• THE EXERCISE: Below is a block of data; give all of it again word for word.

• ENTRIES:

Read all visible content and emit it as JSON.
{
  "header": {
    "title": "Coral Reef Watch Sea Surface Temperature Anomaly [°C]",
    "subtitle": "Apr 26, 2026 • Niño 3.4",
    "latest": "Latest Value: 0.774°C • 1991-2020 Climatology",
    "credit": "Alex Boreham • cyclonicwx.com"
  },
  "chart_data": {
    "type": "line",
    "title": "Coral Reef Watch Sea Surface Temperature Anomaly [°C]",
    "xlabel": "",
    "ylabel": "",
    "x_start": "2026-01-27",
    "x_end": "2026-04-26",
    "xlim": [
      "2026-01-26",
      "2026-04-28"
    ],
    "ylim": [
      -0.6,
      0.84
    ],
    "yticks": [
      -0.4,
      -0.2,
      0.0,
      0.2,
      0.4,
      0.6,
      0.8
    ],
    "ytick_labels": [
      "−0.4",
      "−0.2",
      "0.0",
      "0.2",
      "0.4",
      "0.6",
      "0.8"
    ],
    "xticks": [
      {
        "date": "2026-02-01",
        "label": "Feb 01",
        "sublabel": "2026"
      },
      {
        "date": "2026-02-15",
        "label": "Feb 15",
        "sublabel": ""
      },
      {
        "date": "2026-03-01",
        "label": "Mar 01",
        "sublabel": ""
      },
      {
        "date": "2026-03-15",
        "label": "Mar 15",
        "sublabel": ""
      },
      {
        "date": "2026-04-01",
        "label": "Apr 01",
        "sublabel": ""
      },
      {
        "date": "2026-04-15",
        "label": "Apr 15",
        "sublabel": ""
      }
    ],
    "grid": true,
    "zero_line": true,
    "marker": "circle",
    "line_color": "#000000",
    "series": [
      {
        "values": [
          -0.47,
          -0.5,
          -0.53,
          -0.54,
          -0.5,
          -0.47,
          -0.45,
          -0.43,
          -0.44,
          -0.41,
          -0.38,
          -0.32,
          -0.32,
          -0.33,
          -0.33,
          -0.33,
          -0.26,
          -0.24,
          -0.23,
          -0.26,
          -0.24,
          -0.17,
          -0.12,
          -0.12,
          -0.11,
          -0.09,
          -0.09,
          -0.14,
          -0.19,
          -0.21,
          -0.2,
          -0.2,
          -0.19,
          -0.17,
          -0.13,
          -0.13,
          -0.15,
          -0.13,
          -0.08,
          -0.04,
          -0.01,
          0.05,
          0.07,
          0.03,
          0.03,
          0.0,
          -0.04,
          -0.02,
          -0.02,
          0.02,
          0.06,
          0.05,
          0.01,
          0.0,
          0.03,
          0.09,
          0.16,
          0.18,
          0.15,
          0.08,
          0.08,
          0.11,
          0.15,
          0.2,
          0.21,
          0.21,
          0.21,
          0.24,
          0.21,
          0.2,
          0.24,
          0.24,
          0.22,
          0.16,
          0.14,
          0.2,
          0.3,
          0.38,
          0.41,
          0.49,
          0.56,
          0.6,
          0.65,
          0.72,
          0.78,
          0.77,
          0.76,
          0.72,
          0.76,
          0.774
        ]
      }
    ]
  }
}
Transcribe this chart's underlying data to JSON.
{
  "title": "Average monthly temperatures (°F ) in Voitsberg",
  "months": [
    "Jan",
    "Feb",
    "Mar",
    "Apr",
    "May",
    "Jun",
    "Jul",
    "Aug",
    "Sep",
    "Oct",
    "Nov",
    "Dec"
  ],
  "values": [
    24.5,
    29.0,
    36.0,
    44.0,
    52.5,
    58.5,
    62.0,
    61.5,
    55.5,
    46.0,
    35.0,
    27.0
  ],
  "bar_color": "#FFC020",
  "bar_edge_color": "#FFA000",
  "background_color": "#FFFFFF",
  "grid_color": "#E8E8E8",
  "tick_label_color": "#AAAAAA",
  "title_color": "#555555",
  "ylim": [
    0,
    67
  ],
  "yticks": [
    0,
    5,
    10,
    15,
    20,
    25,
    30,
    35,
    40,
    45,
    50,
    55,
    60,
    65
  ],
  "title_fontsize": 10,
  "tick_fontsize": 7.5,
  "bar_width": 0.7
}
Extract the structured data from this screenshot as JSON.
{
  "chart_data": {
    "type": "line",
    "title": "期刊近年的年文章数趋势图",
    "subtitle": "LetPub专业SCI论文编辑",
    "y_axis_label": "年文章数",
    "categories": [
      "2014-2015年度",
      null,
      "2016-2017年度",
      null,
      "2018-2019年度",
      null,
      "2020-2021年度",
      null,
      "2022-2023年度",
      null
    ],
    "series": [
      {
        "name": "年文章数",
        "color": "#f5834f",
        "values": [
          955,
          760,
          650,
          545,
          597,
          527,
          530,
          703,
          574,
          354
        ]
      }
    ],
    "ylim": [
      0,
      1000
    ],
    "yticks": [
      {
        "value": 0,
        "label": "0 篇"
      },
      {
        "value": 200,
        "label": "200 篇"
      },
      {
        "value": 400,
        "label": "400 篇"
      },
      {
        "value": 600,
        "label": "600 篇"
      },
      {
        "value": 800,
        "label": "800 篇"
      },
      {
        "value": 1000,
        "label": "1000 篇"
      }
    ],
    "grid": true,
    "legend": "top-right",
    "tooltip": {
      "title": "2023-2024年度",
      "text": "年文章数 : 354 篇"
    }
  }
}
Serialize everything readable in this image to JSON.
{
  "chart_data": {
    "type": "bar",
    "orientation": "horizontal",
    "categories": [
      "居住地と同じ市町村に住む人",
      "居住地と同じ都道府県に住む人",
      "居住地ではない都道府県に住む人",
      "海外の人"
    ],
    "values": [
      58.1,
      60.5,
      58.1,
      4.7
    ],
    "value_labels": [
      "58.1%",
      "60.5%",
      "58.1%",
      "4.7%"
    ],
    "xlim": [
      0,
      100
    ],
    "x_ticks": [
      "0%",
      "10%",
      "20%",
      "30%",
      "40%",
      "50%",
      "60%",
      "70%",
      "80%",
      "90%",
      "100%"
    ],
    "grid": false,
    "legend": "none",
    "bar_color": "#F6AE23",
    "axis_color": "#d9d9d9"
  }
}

• WRITTEN RESPONSE:
Read all visible content and emit it as JSON.
{
  "header": {
    "title": "Coral Reef Watch Sea Surface Temperature Anomaly [°C]",
    "subtitle": "Apr 26, 2026 • Niño 3.4",
    "latest": "Latest Value: 0.774°C • 1991-2020 Climatology",
    "credit": "Alex Boreham • cyclonicwx.com"
  },
  "chart_data": {
    "type": "line",
    "title": "Coral Reef Watch Sea Surface Temperature Anomaly [°C]",
    "xlabel": "",
    "ylabel": "",
    "x_start": "2026-01-27",
    "x_end": "2026-04-26",
    "xlim": [
      "2026-01-26",
      "2026-04-28"
    ],
    "ylim": [
      -0.6,
      0.84
    ],
    "yticks": [
      -0.4,
      -0.2,
      0.0,
      0.2,
      0.4,
      0.6,
      0.8
    ],
    "ytick_labels": [
      "−0.4",
      "−0.2",
      "0.0",
      "0.2",
      "0.4",
      "0.6",
      "0.8"
    ],
    "xticks": [
      {
        "date": "2026-02-01",
        "label": "Feb 01",
        "sublabel": "2026"
      },
      {
        "date": "2026-02-15",
        "label": "Feb 15",
        "sublabel": ""
      },
      {
        "date": "2026-03-01",
        "label": "Mar 01",
        "sublabel": ""
      },
      {
        "date": "2026-03-15",
        "label": "Mar 15",
        "sublabel": ""
      },
      {
        "date": "2026-04-01",
        "label": "Apr 01",
        "sublabel": ""
      },
      {
        "date": "2026-04-15",
        "label": "Apr 15",
        "sublabel": ""
      }
    ],
    "grid": true,
    "zero_line": true,
    "marker": "circle",
    "line_color": "#000000",
    "series": [
      {
        "values": [
          -0.47,
          -0.5,
          -0.53,
          -0.54,
          -0.5,
          -0.47,
          -0.45,
          -0.43,
          -0.44,
          -0.41,
          -0.38,
          -0.32,
          -0.32,
          -0.33,
          -0.33,
          -0.33,
          -0.26,
          -0.24,
          -0.23,
          -0.26,
          -0.24,
          -0.17,
          -0.12,
          -0.12,
          -0.11,
          -0.09,
          -0.09,
          -0.14,
          -0.19,
          -0.21,
          -0.2,
          -0.2,
          -0.19,
          -0.17,
          -0.13,
          -0.13,
          -0.15,
          -0.13,
          -0.08,
          -0.04,
          -0.01,
          0.05,
          0.07,
          0.03,
          0.03,
          0.0,
          -0.04,
          -0.02,
          -0.02,
          0.02,
          0.06,
          0.05,
          0.01,
          0.0,
          0.03,
          0.09,
          0.16,
          0.18,
          0.15,
          0.08,
          0.08,
          0.11,
          0.15,
          0.2,
          0.21,
          0.21,
          0.21,
          0.24,
          0.21,
          0.2,
          0.24,
          0.24,
          0.22,
          0.16,
          0.14,
          0.2,
          0.3,
          0.38,
          0.41,
          0.49,
          0.56,
          0.6,
          0.65,
          0.72,
          0.78,
          0.77,
          0.76,
          0.72,
          0.76,
          0.774
        ]
      }
    ]
  }
}
Transcribe this chart's underlying data to JSON.
{
  "title": "Average monthly temperatures (°F ) in Voitsberg",
  "months": [
    "Jan",
    "Feb",
    "Mar",
    "Apr",
    "May",
    "Jun",
    "Jul",
    "Aug",
    "Sep",
    "Oct",
    "Nov",
    "Dec"
  ],
  "values": [
    24.5,
    29.0,
    36.0,
    44.0,
    52.5,
    58.5,
    62.0,
    61.5,
    55.5,
    46.0,
    35.0,
    27.0
  ],
  "bar_color": "#FFC020",
  "bar_edge_color": "#FFA000",
  "background_color": "#FFFFFF",
  "grid_color": "#E8E8E8",
  "tick_label_color": "#AAAAAA",
  "title_color": "#555555",
  "ylim": [
    0,
    67
  ],
  "yticks": [
    0,
    5,
    10,
    15,
    20,
    25,
    30,
    35,
    40,
    45,
    50,
    55,
    60,
    65
  ],
  "title_fontsize": 10,
  "tick_fontsize": 7.5,
  "bar_width": 0.7
}
Extract the structured data from this screenshot as JSON.
{
  "chart_data": {
    "type": "line",
    "title": "期刊近年的年文章数趋势图",
    "subtitle": "LetPub专业SCI论文编辑",
    "y_axis_label": "年文章数",
    "categories": [
      "2014-2015年度",
      null,
      "2016-2017年度",
      null,
      "2018-2019年度",
      null,
      "2020-2021年度",
      null,
      "2022-2023年度",
      null
    ],
    "series": [
      {
        "name": "年文章数",
        "color": "#f5834f",
        "values": [
          955,
          760,
          650,
          545,
          597,
          527,
          530,
          703,
          574,
          354
        ]
      }
    ],
    "ylim": [
      0,
      1000
    ],
    "yticks": [
      {
        "value": 0,
        "label": "0 篇"
      },
      {
        "value": 200,
        "label": "200 篇"
      },
      {
        "value": 400,
        "label": "400 篇"
      },
      {
        "value": 600,
        "label": "600 篇"
      },
      {
        "value": 800,
        "label": "800 篇"
      },
      {
        "value": 1000,
        "label": "1000 篇"
      }
    ],
    "grid": true,
    "legend": "top-right",
    "tooltip": {
      "title": "2023-2024年度",
      "text": "年文章数 : 354 篇"
    }
  }
}
Serialize everything readable in this image to JSON.
{
  "chart_data": {
    "type": "bar",
    "orientation": "horizontal",
    "categories": [
      "居住地と同じ市町村に住む人",
      "居住地と同じ都道府県に住む人",
      "居住地ではない都道府県に住む人",
      "海外の人"
    ],
    "values": [
      58.1,
      60.5,
      58.1,
      4.7
    ],
    "value_labels": [
      "58.1%",
      "60.5%",
      "58.1%",
      "4.7%"
    ],
    "xlim": [
      0,
      100
    ],
    "x_ticks": [
      "0%",
      "10%",
      "20%",
      "30%",
      "40%",
      "50%",
      "60%",
      "70%",
      "80%",
      "90%",
      "100%"
    ],
    "grid": false,
    "legend": "none",
    "bar_color": "#F6AE23",
    "axis_color": "#d9d9d9"
  }
}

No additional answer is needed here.